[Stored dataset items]
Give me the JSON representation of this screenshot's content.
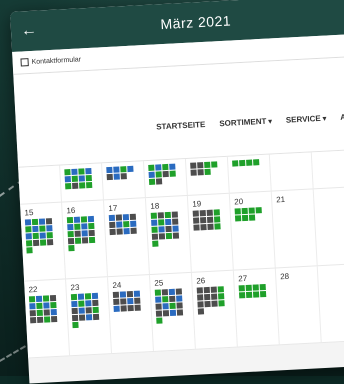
{
  "header": {
    "title": "März 2021",
    "back_icon": "arrow-left-icon",
    "forward_icon": "arrow-right-icon"
  },
  "subbar": {
    "label": "Kontaktformular"
  },
  "nav": {
    "items": [
      "STARTSEITE",
      "SORTIMENT",
      "SERVICE",
      "A"
    ]
  },
  "calendar": {
    "rows": [
      {
        "days": [
          "",
          "",
          "",
          "",
          "",
          "",
          ""
        ]
      },
      {
        "days": [
          "15",
          "16",
          "17",
          "18",
          "19",
          "20",
          "21"
        ]
      },
      {
        "days": [
          "22",
          "23",
          "24",
          "25",
          "26",
          "27",
          "28"
        ]
      }
    ]
  },
  "colors": {
    "available": "#1fa02a",
    "booked_blue": "#2a6bc0",
    "booked_dark": "#4d4d4d",
    "header": "#1f4a43"
  }
}
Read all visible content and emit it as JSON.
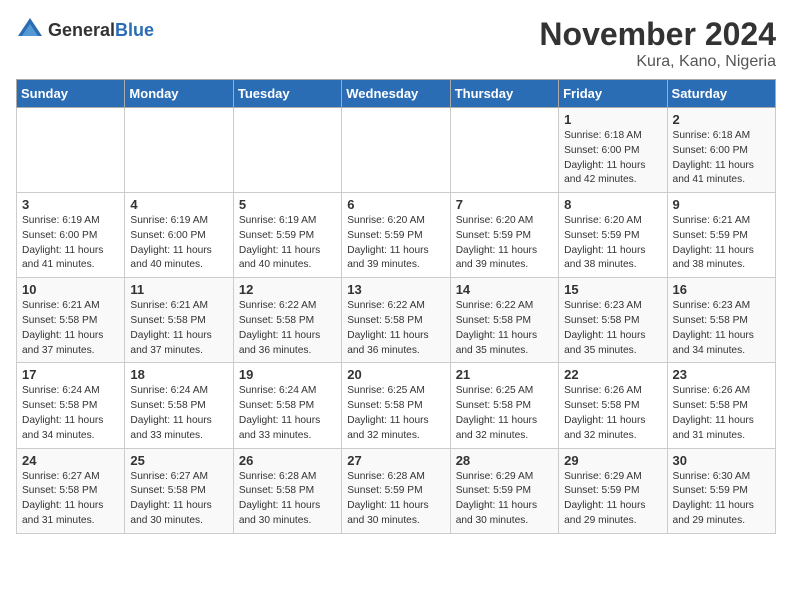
{
  "logo": {
    "general": "General",
    "blue": "Blue"
  },
  "title": "November 2024",
  "location": "Kura, Kano, Nigeria",
  "days_of_week": [
    "Sunday",
    "Monday",
    "Tuesday",
    "Wednesday",
    "Thursday",
    "Friday",
    "Saturday"
  ],
  "weeks": [
    [
      {
        "day": "",
        "info": ""
      },
      {
        "day": "",
        "info": ""
      },
      {
        "day": "",
        "info": ""
      },
      {
        "day": "",
        "info": ""
      },
      {
        "day": "",
        "info": ""
      },
      {
        "day": "1",
        "info": "Sunrise: 6:18 AM\nSunset: 6:00 PM\nDaylight: 11 hours and 42 minutes."
      },
      {
        "day": "2",
        "info": "Sunrise: 6:18 AM\nSunset: 6:00 PM\nDaylight: 11 hours and 41 minutes."
      }
    ],
    [
      {
        "day": "3",
        "info": "Sunrise: 6:19 AM\nSunset: 6:00 PM\nDaylight: 11 hours and 41 minutes."
      },
      {
        "day": "4",
        "info": "Sunrise: 6:19 AM\nSunset: 6:00 PM\nDaylight: 11 hours and 40 minutes."
      },
      {
        "day": "5",
        "info": "Sunrise: 6:19 AM\nSunset: 5:59 PM\nDaylight: 11 hours and 40 minutes."
      },
      {
        "day": "6",
        "info": "Sunrise: 6:20 AM\nSunset: 5:59 PM\nDaylight: 11 hours and 39 minutes."
      },
      {
        "day": "7",
        "info": "Sunrise: 6:20 AM\nSunset: 5:59 PM\nDaylight: 11 hours and 39 minutes."
      },
      {
        "day": "8",
        "info": "Sunrise: 6:20 AM\nSunset: 5:59 PM\nDaylight: 11 hours and 38 minutes."
      },
      {
        "day": "9",
        "info": "Sunrise: 6:21 AM\nSunset: 5:59 PM\nDaylight: 11 hours and 38 minutes."
      }
    ],
    [
      {
        "day": "10",
        "info": "Sunrise: 6:21 AM\nSunset: 5:58 PM\nDaylight: 11 hours and 37 minutes."
      },
      {
        "day": "11",
        "info": "Sunrise: 6:21 AM\nSunset: 5:58 PM\nDaylight: 11 hours and 37 minutes."
      },
      {
        "day": "12",
        "info": "Sunrise: 6:22 AM\nSunset: 5:58 PM\nDaylight: 11 hours and 36 minutes."
      },
      {
        "day": "13",
        "info": "Sunrise: 6:22 AM\nSunset: 5:58 PM\nDaylight: 11 hours and 36 minutes."
      },
      {
        "day": "14",
        "info": "Sunrise: 6:22 AM\nSunset: 5:58 PM\nDaylight: 11 hours and 35 minutes."
      },
      {
        "day": "15",
        "info": "Sunrise: 6:23 AM\nSunset: 5:58 PM\nDaylight: 11 hours and 35 minutes."
      },
      {
        "day": "16",
        "info": "Sunrise: 6:23 AM\nSunset: 5:58 PM\nDaylight: 11 hours and 34 minutes."
      }
    ],
    [
      {
        "day": "17",
        "info": "Sunrise: 6:24 AM\nSunset: 5:58 PM\nDaylight: 11 hours and 34 minutes."
      },
      {
        "day": "18",
        "info": "Sunrise: 6:24 AM\nSunset: 5:58 PM\nDaylight: 11 hours and 33 minutes."
      },
      {
        "day": "19",
        "info": "Sunrise: 6:24 AM\nSunset: 5:58 PM\nDaylight: 11 hours and 33 minutes."
      },
      {
        "day": "20",
        "info": "Sunrise: 6:25 AM\nSunset: 5:58 PM\nDaylight: 11 hours and 32 minutes."
      },
      {
        "day": "21",
        "info": "Sunrise: 6:25 AM\nSunset: 5:58 PM\nDaylight: 11 hours and 32 minutes."
      },
      {
        "day": "22",
        "info": "Sunrise: 6:26 AM\nSunset: 5:58 PM\nDaylight: 11 hours and 32 minutes."
      },
      {
        "day": "23",
        "info": "Sunrise: 6:26 AM\nSunset: 5:58 PM\nDaylight: 11 hours and 31 minutes."
      }
    ],
    [
      {
        "day": "24",
        "info": "Sunrise: 6:27 AM\nSunset: 5:58 PM\nDaylight: 11 hours and 31 minutes."
      },
      {
        "day": "25",
        "info": "Sunrise: 6:27 AM\nSunset: 5:58 PM\nDaylight: 11 hours and 30 minutes."
      },
      {
        "day": "26",
        "info": "Sunrise: 6:28 AM\nSunset: 5:58 PM\nDaylight: 11 hours and 30 minutes."
      },
      {
        "day": "27",
        "info": "Sunrise: 6:28 AM\nSunset: 5:59 PM\nDaylight: 11 hours and 30 minutes."
      },
      {
        "day": "28",
        "info": "Sunrise: 6:29 AM\nSunset: 5:59 PM\nDaylight: 11 hours and 30 minutes."
      },
      {
        "day": "29",
        "info": "Sunrise: 6:29 AM\nSunset: 5:59 PM\nDaylight: 11 hours and 29 minutes."
      },
      {
        "day": "30",
        "info": "Sunrise: 6:30 AM\nSunset: 5:59 PM\nDaylight: 11 hours and 29 minutes."
      }
    ]
  ]
}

STATED GOAL: Find every line in the records above that holds the word "arrow", and copy each one.

PROBLEM SOLUTION:
    "back_icon": "arrow-left-icon",
    "forward_icon": "arrow-right-icon"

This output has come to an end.